## Provided information
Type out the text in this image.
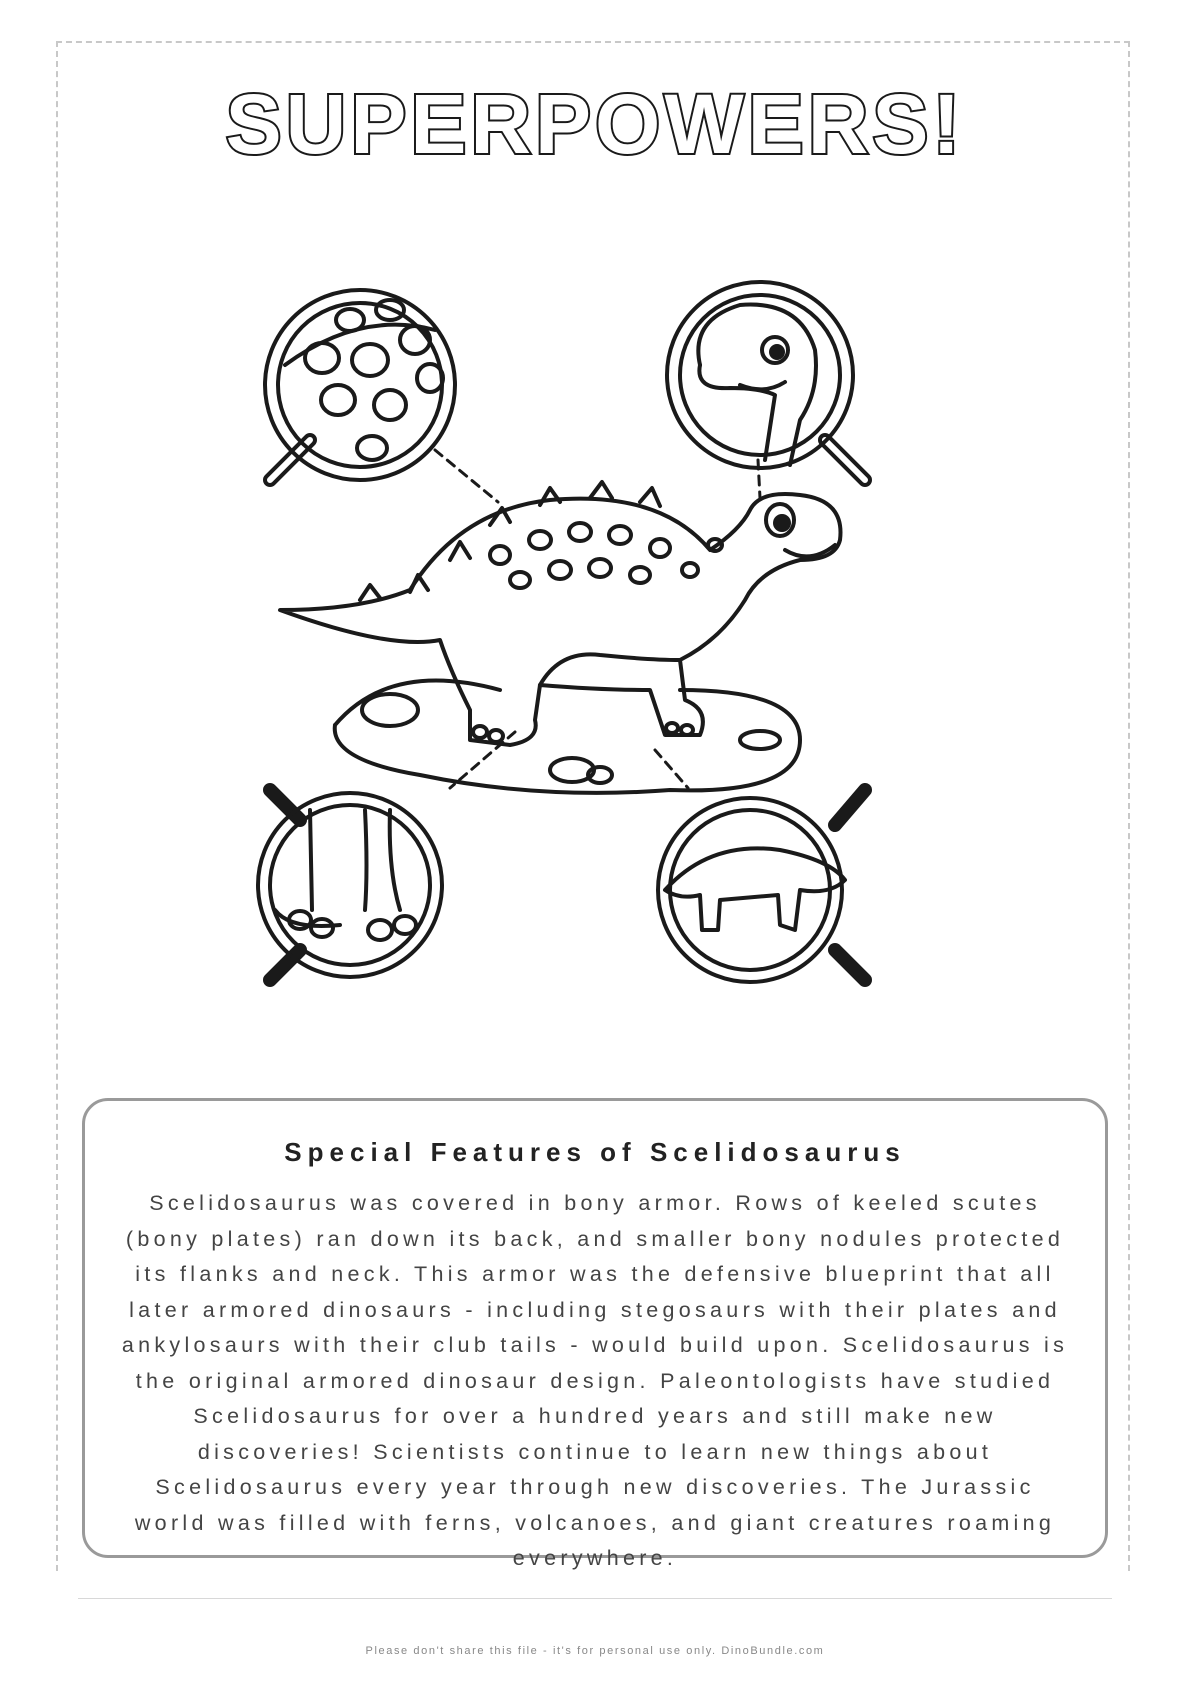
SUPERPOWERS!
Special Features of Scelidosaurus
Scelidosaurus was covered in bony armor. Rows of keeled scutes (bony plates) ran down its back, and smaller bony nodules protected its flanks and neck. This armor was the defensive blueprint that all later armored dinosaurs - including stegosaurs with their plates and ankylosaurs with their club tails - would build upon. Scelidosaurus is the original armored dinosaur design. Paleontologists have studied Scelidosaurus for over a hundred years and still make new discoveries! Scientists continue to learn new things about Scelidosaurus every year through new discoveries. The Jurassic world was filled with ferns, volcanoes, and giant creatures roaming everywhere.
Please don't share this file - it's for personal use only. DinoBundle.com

## Exercise prompt
Set every line down exactly as written, leaving each picture out.

## Response
Type out the text in this image.
SUPERPOWERS!
Special Features of Scelidosaurus
Scelidosaurus was covered in bony armor. Rows of keeled scutes (bony plates) ran down its back, and smaller bony nodules protected its flanks and neck. This armor was the defensive blueprint that all later armored dinosaurs - including stegosaurs with their plates and ankylosaurs with their club tails - would build upon. Scelidosaurus is the original armored dinosaur design. Paleontologists have studied Scelidosaurus for over a hundred years and still make new discoveries! Scientists continue to learn new things about Scelidosaurus every year through new discoveries. The Jurassic world was filled with ferns, volcanoes, and giant creatures roaming everywhere.
Please don't share this file - it's for personal use only. DinoBundle.com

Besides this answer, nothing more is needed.